_Your instructions_
Your task is to output the data exactly as it stands.
start Provided records
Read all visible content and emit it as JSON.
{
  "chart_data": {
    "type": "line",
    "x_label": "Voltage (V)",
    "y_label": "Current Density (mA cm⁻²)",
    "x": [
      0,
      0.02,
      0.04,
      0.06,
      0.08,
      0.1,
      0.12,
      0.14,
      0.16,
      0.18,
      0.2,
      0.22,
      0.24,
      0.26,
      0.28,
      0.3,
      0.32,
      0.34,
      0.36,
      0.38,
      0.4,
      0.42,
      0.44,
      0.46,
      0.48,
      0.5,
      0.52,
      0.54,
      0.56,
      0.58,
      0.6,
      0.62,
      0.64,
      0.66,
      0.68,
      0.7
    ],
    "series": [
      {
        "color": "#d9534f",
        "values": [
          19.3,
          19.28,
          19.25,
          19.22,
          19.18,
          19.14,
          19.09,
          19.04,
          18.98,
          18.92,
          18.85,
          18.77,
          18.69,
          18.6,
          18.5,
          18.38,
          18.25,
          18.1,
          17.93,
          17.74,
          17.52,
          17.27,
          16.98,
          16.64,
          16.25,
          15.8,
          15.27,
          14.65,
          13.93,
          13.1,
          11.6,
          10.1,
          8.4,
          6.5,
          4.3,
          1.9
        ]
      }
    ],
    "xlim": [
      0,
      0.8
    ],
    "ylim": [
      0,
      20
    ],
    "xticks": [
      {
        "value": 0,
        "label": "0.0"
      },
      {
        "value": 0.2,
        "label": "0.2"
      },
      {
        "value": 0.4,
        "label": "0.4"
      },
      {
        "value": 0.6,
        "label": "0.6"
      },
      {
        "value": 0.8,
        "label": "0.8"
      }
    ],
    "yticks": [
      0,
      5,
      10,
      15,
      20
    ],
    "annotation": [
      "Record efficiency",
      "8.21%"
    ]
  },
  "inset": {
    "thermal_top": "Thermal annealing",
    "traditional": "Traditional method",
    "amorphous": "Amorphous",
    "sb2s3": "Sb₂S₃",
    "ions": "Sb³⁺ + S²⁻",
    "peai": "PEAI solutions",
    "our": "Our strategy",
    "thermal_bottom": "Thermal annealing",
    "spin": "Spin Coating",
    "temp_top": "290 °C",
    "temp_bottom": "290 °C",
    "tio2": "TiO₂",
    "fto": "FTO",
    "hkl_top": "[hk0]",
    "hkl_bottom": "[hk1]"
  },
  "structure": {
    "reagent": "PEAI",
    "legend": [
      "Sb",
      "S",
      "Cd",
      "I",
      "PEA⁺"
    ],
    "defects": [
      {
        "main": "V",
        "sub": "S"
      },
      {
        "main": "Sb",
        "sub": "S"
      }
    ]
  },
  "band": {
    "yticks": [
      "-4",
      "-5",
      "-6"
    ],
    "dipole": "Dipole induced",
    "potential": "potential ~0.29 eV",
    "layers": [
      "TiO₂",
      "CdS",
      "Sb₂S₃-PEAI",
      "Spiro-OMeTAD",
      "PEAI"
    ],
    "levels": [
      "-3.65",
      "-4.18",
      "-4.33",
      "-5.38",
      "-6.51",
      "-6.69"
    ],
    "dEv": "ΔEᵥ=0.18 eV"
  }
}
end Provided records
_Answer to the problem_
Read all visible content and emit it as JSON.
{
  "chart_data": {
    "type": "line",
    "x_label": "Voltage (V)",
    "y_label": "Current Density (mA cm⁻²)",
    "x": [
      0,
      0.02,
      0.04,
      0.06,
      0.08,
      0.1,
      0.12,
      0.14,
      0.16,
      0.18,
      0.2,
      0.22,
      0.24,
      0.26,
      0.28,
      0.3,
      0.32,
      0.34,
      0.36,
      0.38,
      0.4,
      0.42,
      0.44,
      0.46,
      0.48,
      0.5,
      0.52,
      0.54,
      0.56,
      0.58,
      0.6,
      0.62,
      0.64,
      0.66,
      0.68,
      0.7
    ],
    "series": [
      {
        "color": "#d9534f",
        "values": [
          19.3,
          19.28,
          19.25,
          19.22,
          19.18,
          19.14,
          19.09,
          19.04,
          18.98,
          18.92,
          18.85,
          18.77,
          18.69,
          18.6,
          18.5,
          18.38,
          18.25,
          18.1,
          17.93,
          17.74,
          17.52,
          17.27,
          16.98,
          16.64,
          16.25,
          15.8,
          15.27,
          14.65,
          13.93,
          13.1,
          11.6,
          10.1,
          8.4,
          6.5,
          4.3,
          1.9
        ]
      }
    ],
    "xlim": [
      0,
      0.8
    ],
    "ylim": [
      0,
      20
    ],
    "xticks": [
      {
        "value": 0,
        "label": "0.0"
      },
      {
        "value": 0.2,
        "label": "0.2"
      },
      {
        "value": 0.4,
        "label": "0.4"
      },
      {
        "value": 0.6,
        "label": "0.6"
      },
      {
        "value": 0.8,
        "label": "0.8"
      }
    ],
    "yticks": [
      0,
      5,
      10,
      15,
      20
    ],
    "annotation": [
      "Record efficiency",
      "8.21%"
    ]
  },
  "inset": {
    "thermal_top": "Thermal annealing",
    "traditional": "Traditional method",
    "amorphous": "Amorphous",
    "sb2s3": "Sb₂S₃",
    "ions": "Sb³⁺ + S²⁻",
    "peai": "PEAI solutions",
    "our": "Our strategy",
    "thermal_bottom": "Thermal annealing",
    "spin": "Spin Coating",
    "temp_top": "290 °C",
    "temp_bottom": "290 °C",
    "tio2": "TiO₂",
    "fto": "FTO",
    "hkl_top": "[hk0]",
    "hkl_bottom": "[hk1]"
  },
  "structure": {
    "reagent": "PEAI",
    "legend": [
      "Sb",
      "S",
      "Cd",
      "I",
      "PEA⁺"
    ],
    "defects": [
      {
        "main": "V",
        "sub": "S"
      },
      {
        "main": "Sb",
        "sub": "S"
      }
    ]
  },
  "band": {
    "yticks": [
      "-4",
      "-5",
      "-6"
    ],
    "dipole": "Dipole induced",
    "potential": "potential ~0.29 eV",
    "layers": [
      "TiO₂",
      "CdS",
      "Sb₂S₃-PEAI",
      "Spiro-OMeTAD",
      "PEAI"
    ],
    "levels": [
      "-3.65",
      "-4.18",
      "-4.33",
      "-5.38",
      "-6.51",
      "-6.69"
    ],
    "dEv": "ΔEᵥ=0.18 eV"
  }
}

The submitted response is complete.